LISTING:
━━━

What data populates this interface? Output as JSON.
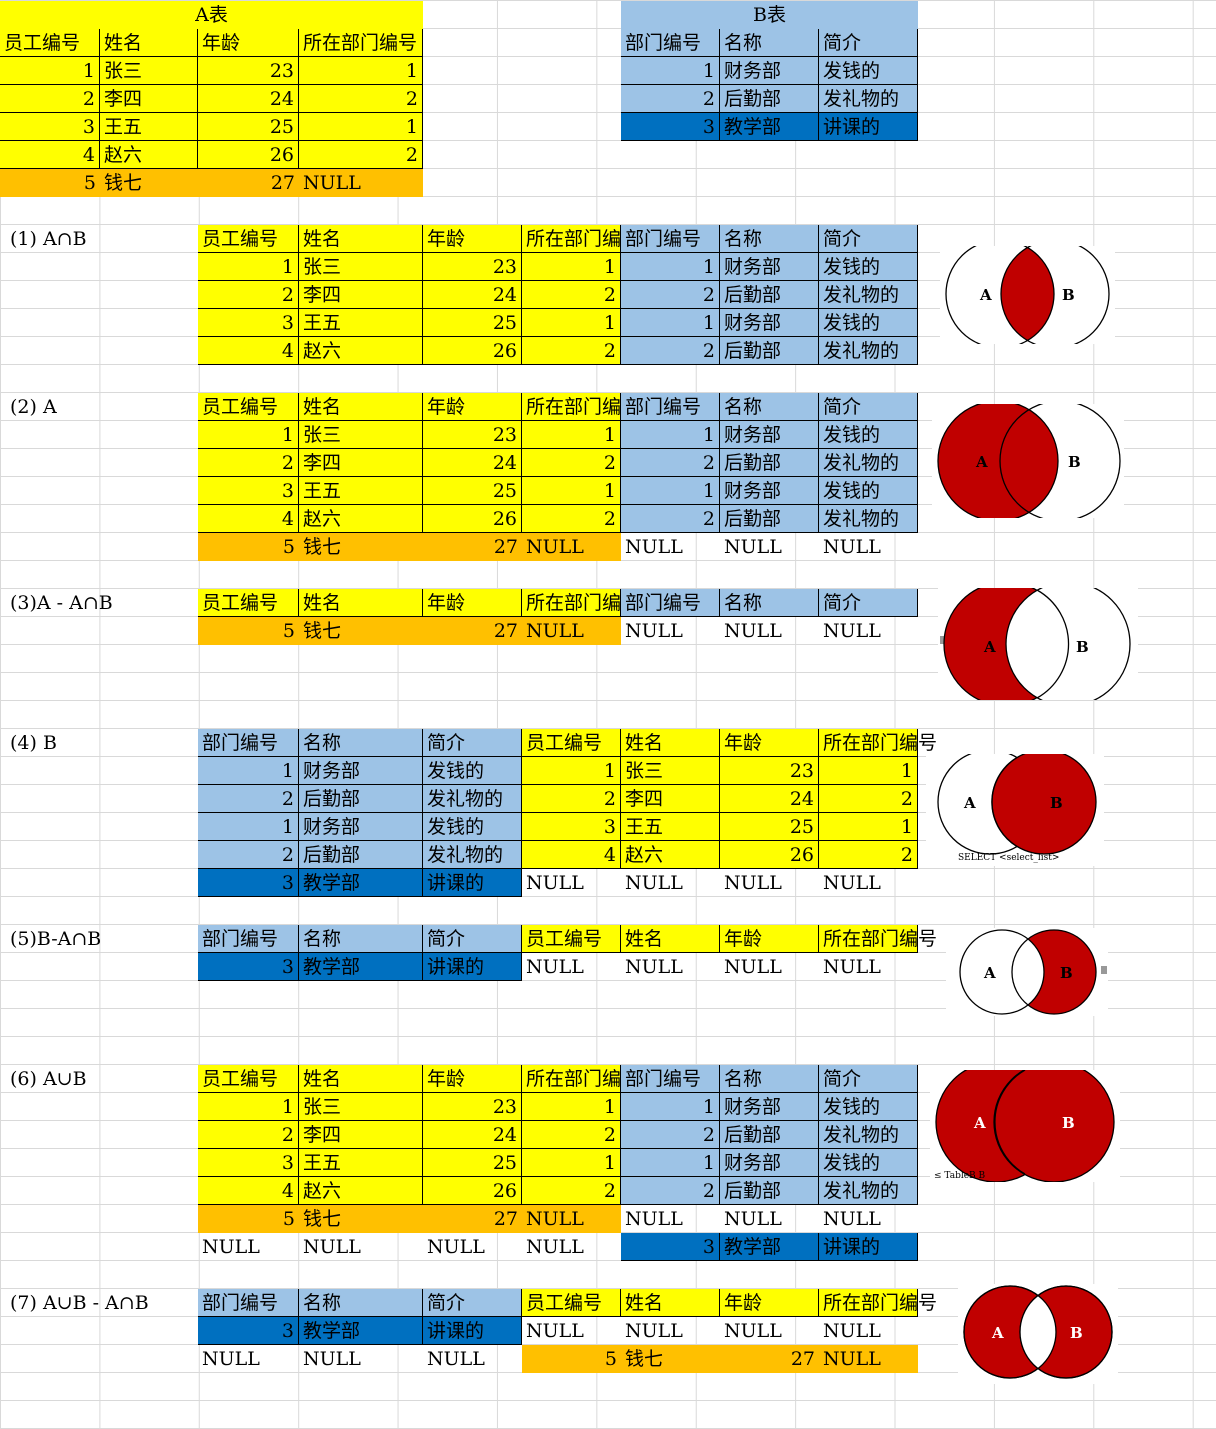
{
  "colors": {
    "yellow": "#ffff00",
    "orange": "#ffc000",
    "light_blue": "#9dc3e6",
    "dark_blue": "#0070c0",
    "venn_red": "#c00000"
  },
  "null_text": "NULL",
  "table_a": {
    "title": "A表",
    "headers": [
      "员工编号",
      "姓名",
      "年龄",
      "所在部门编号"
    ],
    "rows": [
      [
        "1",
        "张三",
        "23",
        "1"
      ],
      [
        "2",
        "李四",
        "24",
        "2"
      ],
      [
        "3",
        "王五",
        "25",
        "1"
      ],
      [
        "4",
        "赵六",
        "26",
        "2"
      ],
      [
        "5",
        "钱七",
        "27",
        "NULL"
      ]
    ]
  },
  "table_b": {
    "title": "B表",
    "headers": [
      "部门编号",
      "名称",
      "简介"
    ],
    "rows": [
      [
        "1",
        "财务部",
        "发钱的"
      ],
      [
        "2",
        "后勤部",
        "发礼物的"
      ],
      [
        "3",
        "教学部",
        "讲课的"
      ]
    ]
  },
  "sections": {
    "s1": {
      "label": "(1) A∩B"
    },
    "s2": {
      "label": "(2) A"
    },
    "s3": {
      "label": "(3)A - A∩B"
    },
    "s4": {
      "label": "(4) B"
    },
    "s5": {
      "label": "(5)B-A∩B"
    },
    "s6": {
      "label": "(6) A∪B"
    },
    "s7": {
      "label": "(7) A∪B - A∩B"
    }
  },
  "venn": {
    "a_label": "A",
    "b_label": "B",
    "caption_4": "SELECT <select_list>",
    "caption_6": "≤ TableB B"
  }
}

━━━

STATED GOAL: Omit the pictures. Transcribe every record exactly.

ANSWER TO THIS EXERCISE:
What data populates this interface? Output as JSON.
{
  "colors": {
    "yellow": "#ffff00",
    "orange": "#ffc000",
    "light_blue": "#9dc3e6",
    "dark_blue": "#0070c0",
    "venn_red": "#c00000"
  },
  "null_text": "NULL",
  "table_a": {
    "title": "A表",
    "headers": [
      "员工编号",
      "姓名",
      "年龄",
      "所在部门编号"
    ],
    "rows": [
      [
        "1",
        "张三",
        "23",
        "1"
      ],
      [
        "2",
        "李四",
        "24",
        "2"
      ],
      [
        "3",
        "王五",
        "25",
        "1"
      ],
      [
        "4",
        "赵六",
        "26",
        "2"
      ],
      [
        "5",
        "钱七",
        "27",
        "NULL"
      ]
    ]
  },
  "table_b": {
    "title": "B表",
    "headers": [
      "部门编号",
      "名称",
      "简介"
    ],
    "rows": [
      [
        "1",
        "财务部",
        "发钱的"
      ],
      [
        "2",
        "后勤部",
        "发礼物的"
      ],
      [
        "3",
        "教学部",
        "讲课的"
      ]
    ]
  },
  "sections": {
    "s1": {
      "label": "(1) A∩B"
    },
    "s2": {
      "label": "(2) A"
    },
    "s3": {
      "label": "(3)A - A∩B"
    },
    "s4": {
      "label": "(4) B"
    },
    "s5": {
      "label": "(5)B-A∩B"
    },
    "s6": {
      "label": "(6) A∪B"
    },
    "s7": {
      "label": "(7) A∪B - A∩B"
    }
  },
  "venn": {
    "a_label": "A",
    "b_label": "B",
    "caption_4": "SELECT <select_list>",
    "caption_6": "≤ TableB B"
  }
}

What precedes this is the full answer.